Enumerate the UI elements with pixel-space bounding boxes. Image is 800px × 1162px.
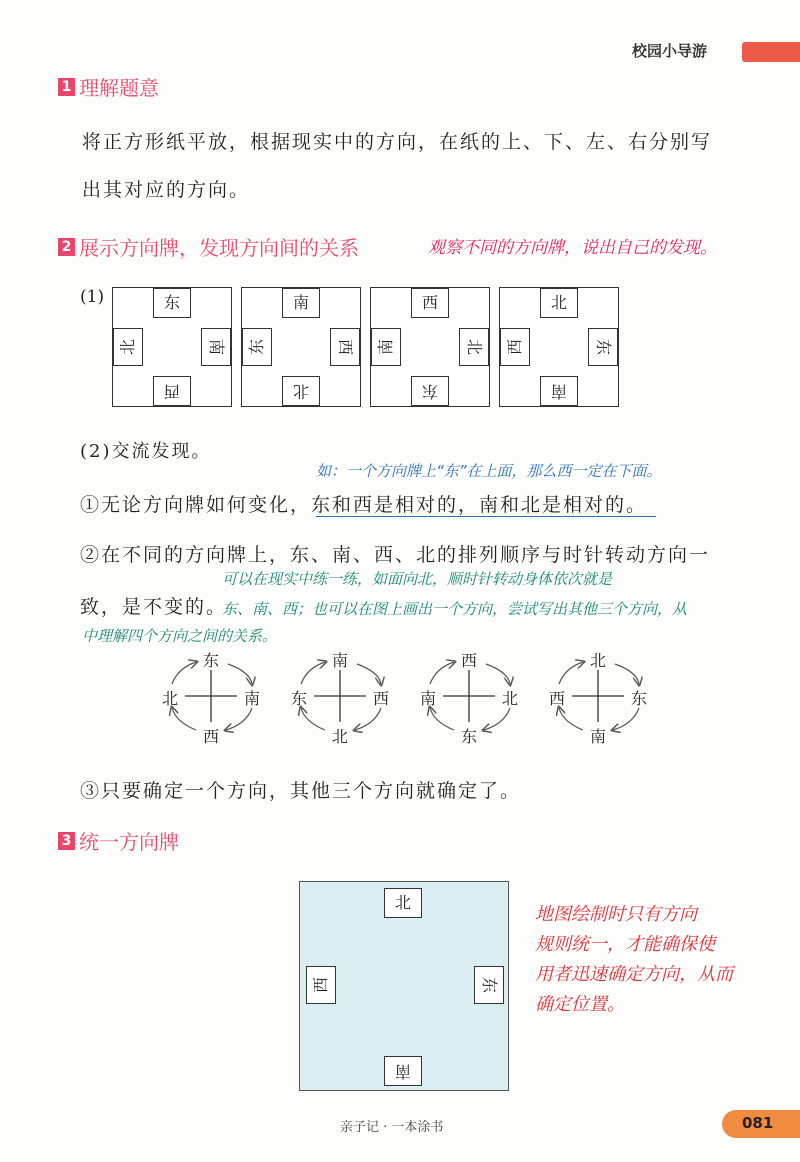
compass-1-lines <box>172 662 252 730</box>
note-line-3: 用者迅速确定方向，从而 <box>535 964 733 985</box>
note-line-2: 规则统一，才能确保使 <box>535 934 715 955</box>
section2-number: 2 <box>58 238 75 256</box>
compass2-right: 西 <box>372 689 389 708</box>
compass3-right: 北 <box>501 689 518 708</box>
unified-left-label: 西 <box>306 966 336 1004</box>
unified-direction-sign <box>299 881 509 1091</box>
sign3-top-label: 西 <box>411 288 449 318</box>
compass1-bottom: 西 <box>202 727 219 746</box>
finding-3: ③只要确定一个方向，其他三个方向就确定了。 <box>80 780 522 802</box>
sign4-top-label: 北 <box>540 288 578 318</box>
section3-heading <box>58 826 179 855</box>
compass4-bottom: 南 <box>589 727 606 746</box>
sign2-top-label: 南 <box>282 288 320 318</box>
compass4-top: 北 <box>589 651 606 670</box>
sub1-label: (1) <box>80 287 105 307</box>
green-note-line3: 中理解四个方向之间的关系。 <box>82 627 278 645</box>
compass2-left: 东 <box>290 689 307 708</box>
compass3-left: 南 <box>419 689 436 708</box>
sub2-label: (2)交流发现。 <box>80 441 212 462</box>
compass2-top: 南 <box>331 651 348 670</box>
section1-title: 理解题意 <box>79 76 159 100</box>
section1-line2: 出其对应的方向。 <box>82 179 251 201</box>
section1-line1: 将正方形纸平放，根据现实中的方向，在纸的上、下、左、右分别写 <box>82 131 713 153</box>
compass1-top: 东 <box>202 651 219 670</box>
compass-3-lines <box>430 662 510 730</box>
sign3-bottom-label: 东 <box>411 376 449 406</box>
unified-top-label: 北 <box>384 888 422 918</box>
sign1-top-label: 东 <box>153 288 191 318</box>
finding-2-line2: 致，是不变的。 <box>80 596 228 618</box>
sign2-right-label: 西 <box>330 328 360 366</box>
compass4-right: 东 <box>630 689 647 708</box>
unified-right-label: 东 <box>474 966 504 1004</box>
sign2-left-label: 东 <box>242 328 272 366</box>
section3-title: 统一方向牌 <box>79 830 179 854</box>
sign3-right-label: 北 <box>459 328 489 366</box>
blue-handwritten-note: 如：一个方向牌上“东”在上面，那么西一定在下面。 <box>316 462 662 480</box>
header-title: 校园小导游 <box>632 42 708 60</box>
compass3-top: 西 <box>460 651 477 670</box>
compass-2-lines <box>301 662 381 730</box>
sign3-left-label: 南 <box>371 328 401 366</box>
section3-number: 3 <box>58 832 75 850</box>
page-number: 081 <box>742 1114 774 1132</box>
sign1-left-label: 北 <box>113 328 143 366</box>
section3-handwritten-note <box>535 900 785 1020</box>
note-line-1: 地图绘制时只有方向 <box>535 904 697 925</box>
compass2-bottom: 北 <box>331 727 348 746</box>
sign4-left-label: 西 <box>500 328 530 366</box>
compass3-bottom: 东 <box>460 727 477 746</box>
finding-2-line1: ②在不同的方向牌上，东、南、西、北的排列顺序与时针转动方向一 <box>80 544 711 566</box>
compass1-right: 南 <box>243 689 260 708</box>
footer-text: 亲子记 · 一本涂书 <box>340 1120 444 1135</box>
finding-1: ①无论方向牌如何变化，东和西是相对的，南和北是相对的。 <box>80 494 648 516</box>
green-note-line2: 东、南、西；也可以在图上画出一个方向，尝试写出其他三个方向，从 <box>222 600 688 618</box>
sign4-right-label: 东 <box>588 328 618 366</box>
green-note-line1: 可以在现实中练一练，如面向北，顺时针转动身体依次就是 <box>222 570 613 588</box>
sign2-bottom-label: 北 <box>282 376 320 406</box>
section1-number: 1 <box>58 78 75 96</box>
sign1-right-label: 南 <box>201 328 231 366</box>
compass-4-lines <box>559 662 639 730</box>
note-line-4: 确定位置。 <box>535 994 625 1015</box>
compass4-left: 西 <box>548 689 565 708</box>
sign1-bottom-label: 西 <box>153 376 191 406</box>
section2-handwritten-note: 观察不同的方向牌，说出自己的发现。 <box>428 238 717 258</box>
section2-title: 展示方向牌，发现方向间的关系 <box>79 236 359 260</box>
sign4-bottom-label: 南 <box>540 376 578 406</box>
unified-bottom-label: 南 <box>384 1056 422 1086</box>
compass1-left: 北 <box>161 689 178 708</box>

++++++

**What to do**. Show every line of the items that contains the string "lines", matching case exactly.

**Solved problem**.
compass-1-lines <box>172 662 252 730</box>
compass-3-lines <box>430 662 510 730</box>
compass-2-lines <box>301 662 381 730</box>
compass-4-lines <box>559 662 639 730</box>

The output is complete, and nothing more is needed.